→ The input
****************************************
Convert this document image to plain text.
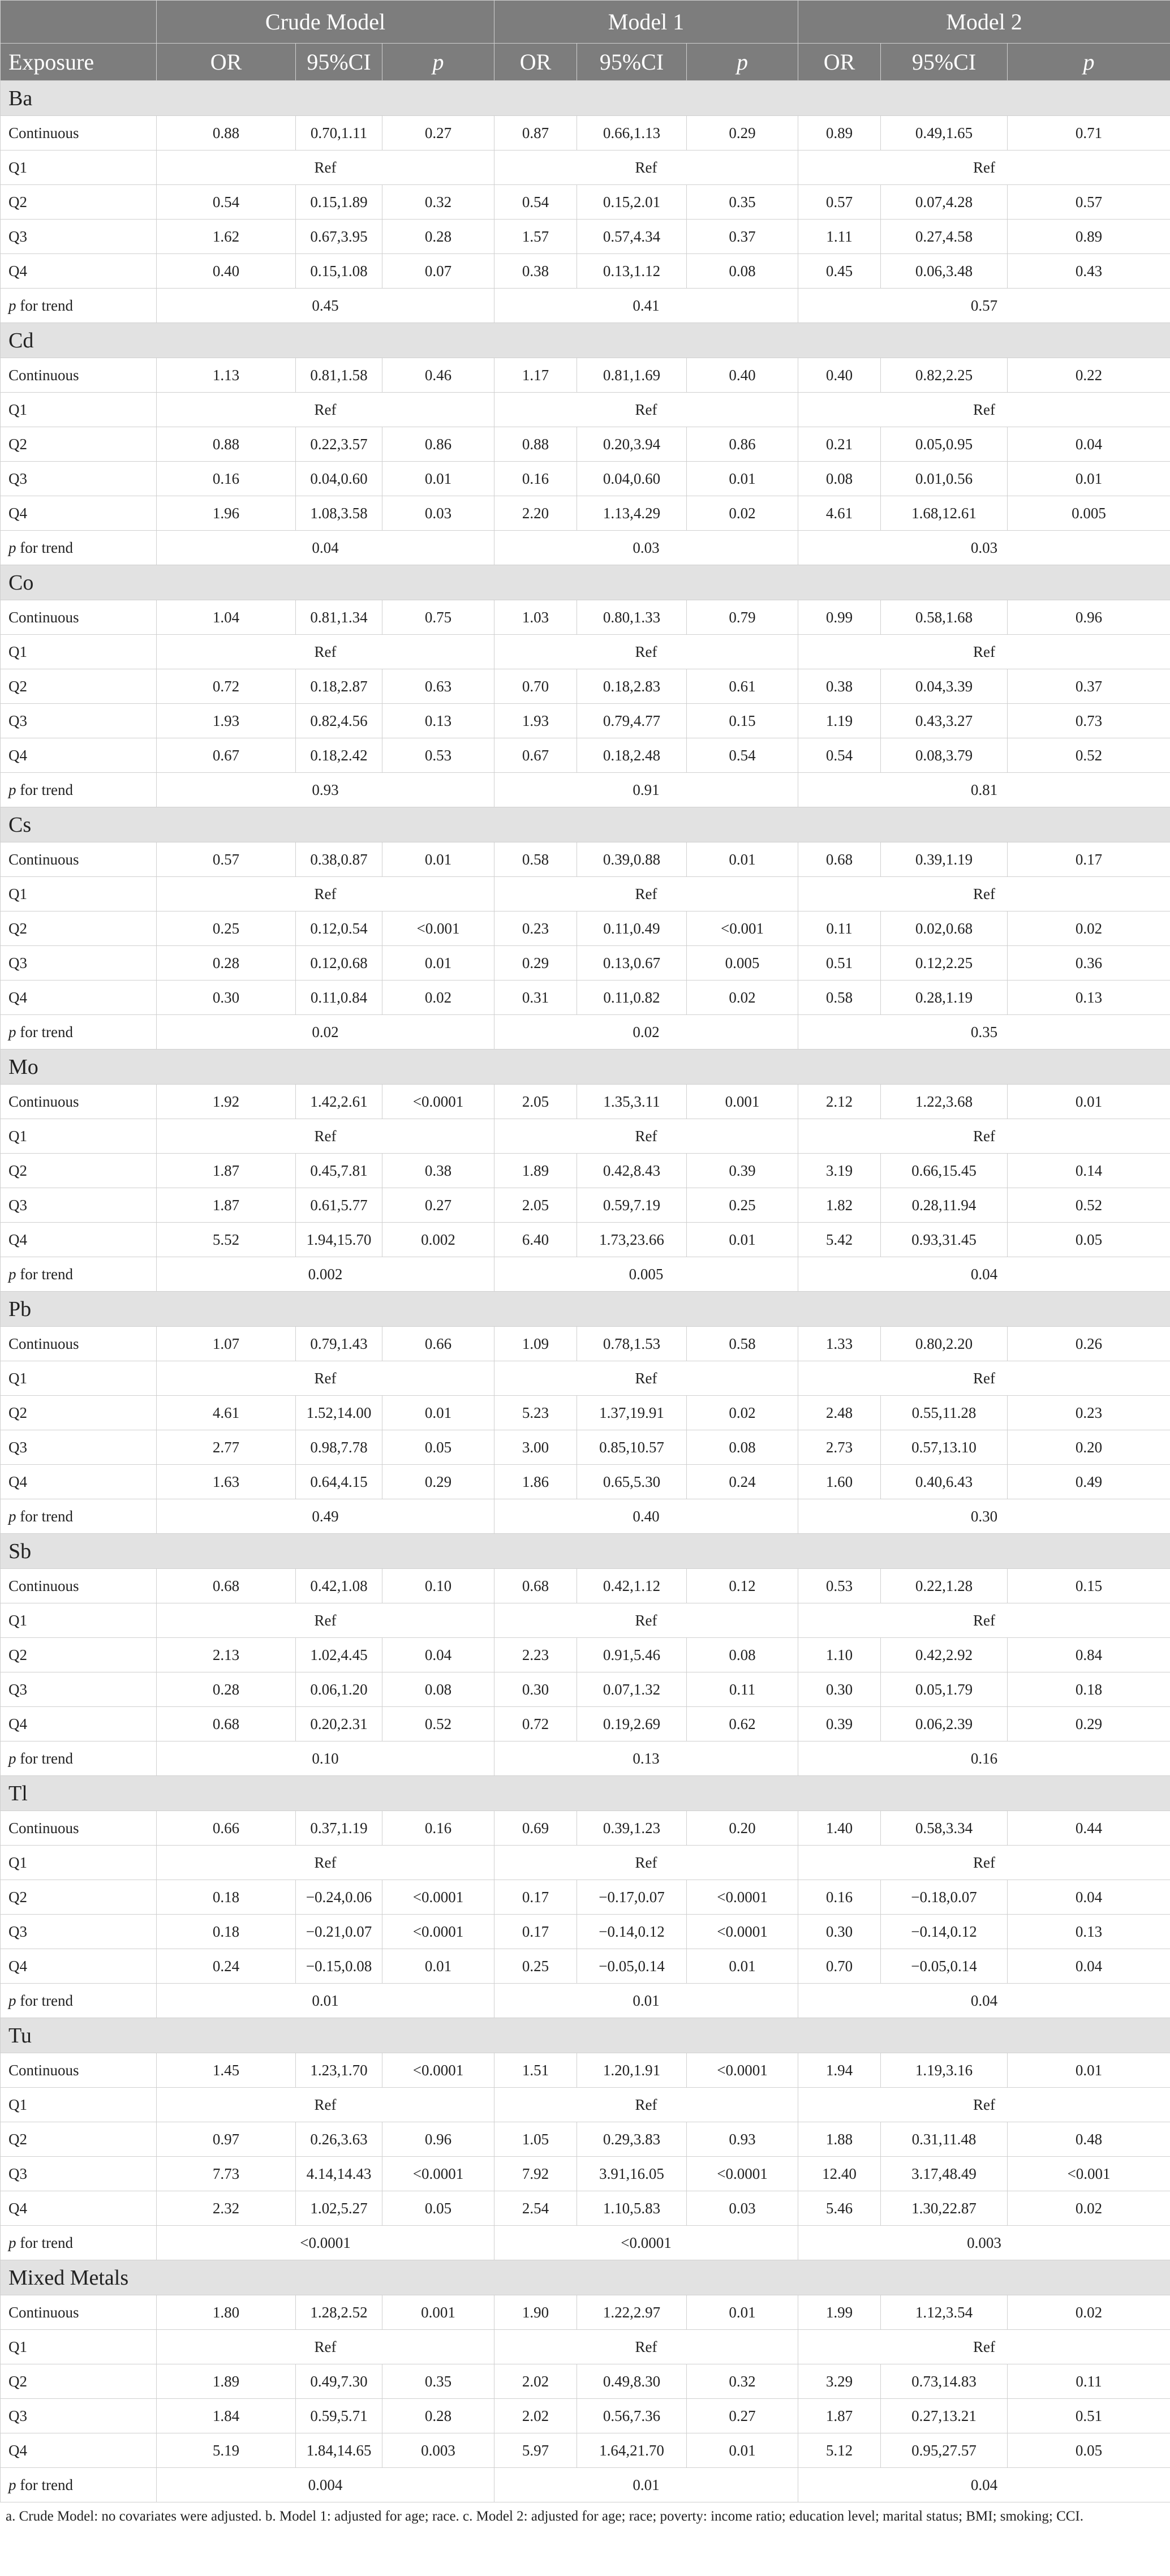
	Crude Model			Model 1			Model 2		
Exposure	OR	95%CI	p	OR	95%CI	p	OR	95%CI	p
Ba									
Continuous	0.88	0.70,1.11	0.27	0.87	0.66,1.13	0.29	0.89	0.49,1.65	0.71
Q1	Ref			Ref			Ref		
Q2	0.54	0.15,1.89	0.32	0.54	0.15,2.01	0.35	0.57	0.07,4.28	0.57
Q3	1.62	0.67,3.95	0.28	1.57	0.57,4.34	0.37	1.11	0.27,4.58	0.89
Q4	0.40	0.15,1.08	0.07	0.38	0.13,1.12	0.08	0.45	0.06,3.48	0.43
p for trend	0.45			0.41			0.57		
Cd									
Continuous	1.13	0.81,1.58	0.46	1.17	0.81,1.69	0.40	0.40	0.82,2.25	0.22
Q1	Ref			Ref			Ref		
Q2	0.88	0.22,3.57	0.86	0.88	0.20,3.94	0.86	0.21	0.05,0.95	0.04
Q3	0.16	0.04,0.60	0.01	0.16	0.04,0.60	0.01	0.08	0.01,0.56	0.01
Q4	1.96	1.08,3.58	0.03	2.20	1.13,4.29	0.02	4.61	1.68,12.61	0.005
p for trend	0.04			0.03			0.03		
Co									
Continuous	1.04	0.81,1.34	0.75	1.03	0.80,1.33	0.79	0.99	0.58,1.68	0.96
Q1	Ref			Ref			Ref		
Q2	0.72	0.18,2.87	0.63	0.70	0.18,2.83	0.61	0.38	0.04,3.39	0.37
Q3	1.93	0.82,4.56	0.13	1.93	0.79,4.77	0.15	1.19	0.43,3.27	0.73
Q4	0.67	0.18,2.42	0.53	0.67	0.18,2.48	0.54	0.54	0.08,3.79	0.52
p for trend	0.93			0.91			0.81		
Cs									
Continuous	0.57	0.38,0.87	0.01	0.58	0.39,0.88	0.01	0.68	0.39,1.19	0.17
Q1	Ref			Ref			Ref		
Q2	0.25	0.12,0.54	<0.001	0.23	0.11,0.49	<0.001	0.11	0.02,0.68	0.02
Q3	0.28	0.12,0.68	0.01	0.29	0.13,0.67	0.005	0.51	0.12,2.25	0.36
Q4	0.30	0.11,0.84	0.02	0.31	0.11,0.82	0.02	0.58	0.28,1.19	0.13
p for trend	0.02			0.02			0.35		
Mo									
Continuous	1.92	1.42,2.61	<0.0001	2.05	1.35,3.11	0.001	2.12	1.22,3.68	0.01
Q1	Ref			Ref			Ref		
Q2	1.87	0.45,7.81	0.38	1.89	0.42,8.43	0.39	3.19	0.66,15.45	0.14
Q3	1.87	0.61,5.77	0.27	2.05	0.59,7.19	0.25	1.82	0.28,11.94	0.52
Q4	5.52	1.94,15.70	0.002	6.40	1.73,23.66	0.01	5.42	0.93,31.45	0.05
p for trend	0.002			0.005			0.04		
Pb									
Continuous	1.07	0.79,1.43	0.66	1.09	0.78,1.53	0.58	1.33	0.80,2.20	0.26
Q1	Ref			Ref			Ref		
Q2	4.61	1.52,14.00	0.01	5.23	1.37,19.91	0.02	2.48	0.55,11.28	0.23
Q3	2.77	0.98,7.78	0.05	3.00	0.85,10.57	0.08	2.73	0.57,13.10	0.20
Q4	1.63	0.64,4.15	0.29	1.86	0.65,5.30	0.24	1.60	0.40,6.43	0.49
p for trend	0.49			0.40			0.30		
Sb									
Continuous	0.68	0.42,1.08	0.10	0.68	0.42,1.12	0.12	0.53	0.22,1.28	0.15
Q1	Ref			Ref			Ref		
Q2	2.13	1.02,4.45	0.04	2.23	0.91,5.46	0.08	1.10	0.42,2.92	0.84
Q3	0.28	0.06,1.20	0.08	0.30	0.07,1.32	0.11	0.30	0.05,1.79	0.18
Q4	0.68	0.20,2.31	0.52	0.72	0.19,2.69	0.62	0.39	0.06,2.39	0.29
p for trend	0.10			0.13			0.16		
Tl									
Continuous	0.66	0.37,1.19	0.16	0.69	0.39,1.23	0.20	1.40	0.58,3.34	0.44
Q1	Ref			Ref			Ref		
Q2	0.18	−0.24,0.06	<0.0001	0.17	−0.17,0.07	<0.0001	0.16	−0.18,0.07	0.04
Q3	0.18	−0.21,0.07	<0.0001	0.17	−0.14,0.12	<0.0001	0.30	−0.14,0.12	0.13
Q4	0.24	−0.15,0.08	0.01	0.25	−0.05,0.14	0.01	0.70	−0.05,0.14	0.04
p for trend	0.01			0.01			0.04		
Tu									
Continuous	1.45	1.23,1.70	<0.0001	1.51	1.20,1.91	<0.0001	1.94	1.19,3.16	0.01
Q1	Ref			Ref			Ref		
Q2	0.97	0.26,3.63	0.96	1.05	0.29,3.83	0.93	1.88	0.31,11.48	0.48
Q3	7.73	4.14,14.43	<0.0001	7.92	3.91,16.05	<0.0001	12.40	3.17,48.49	<0.001
Q4	2.32	1.02,5.27	0.05	2.54	1.10,5.83	0.03	5.46	1.30,22.87	0.02
p for trend	<0.0001			<0.0001			0.003		
Mixed Metals									
Continuous	1.80	1.28,2.52	0.001	1.90	1.22,2.97	0.01	1.99	1.12,3.54	0.02
Q1	Ref			Ref			Ref		
Q2	1.89	0.49,7.30	0.35	2.02	0.49,8.30	0.32	3.29	0.73,14.83	0.11
Q3	1.84	0.59,5.71	0.28	2.02	0.56,7.36	0.27	1.87	0.27,13.21	0.51
Q4	5.19	1.84,14.65	0.003	5.97	1.64,21.70	0.01	5.12	0.95,27.57	0.05
p for trend	0.004			0.01			0.04		
a. Crude Model: no covariates were adjusted. b. Model 1: adjusted for age; race. c. Model 2: adjusted for age; race; poverty: income ratio; education level; marital status; BMI; smoking; CCI.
****************************************
→ What is required
Extract, from the listing above, every line where the string "Continuous" occurs.

→ Solution to the exercise
Continuous	0.88	0.70,1.11	0.27	0.87	0.66,1.13	0.29	0.89	0.49,1.65	0.71
Continuous	1.13	0.81,1.58	0.46	1.17	0.81,1.69	0.40	0.40	0.82,2.25	0.22
Continuous	1.04	0.81,1.34	0.75	1.03	0.80,1.33	0.79	0.99	0.58,1.68	0.96
Continuous	0.57	0.38,0.87	0.01	0.58	0.39,0.88	0.01	0.68	0.39,1.19	0.17
Continuous	1.92	1.42,2.61	<0.0001	2.05	1.35,3.11	0.001	2.12	1.22,3.68	0.01
Continuous	1.07	0.79,1.43	0.66	1.09	0.78,1.53	0.58	1.33	0.80,2.20	0.26
Continuous	0.68	0.42,1.08	0.10	0.68	0.42,1.12	0.12	0.53	0.22,1.28	0.15
Continuous	0.66	0.37,1.19	0.16	0.69	0.39,1.23	0.20	1.40	0.58,3.34	0.44
Continuous	1.45	1.23,1.70	<0.0001	1.51	1.20,1.91	<0.0001	1.94	1.19,3.16	0.01
Continuous	1.80	1.28,2.52	0.001	1.90	1.22,2.97	0.01	1.99	1.12,3.54	0.02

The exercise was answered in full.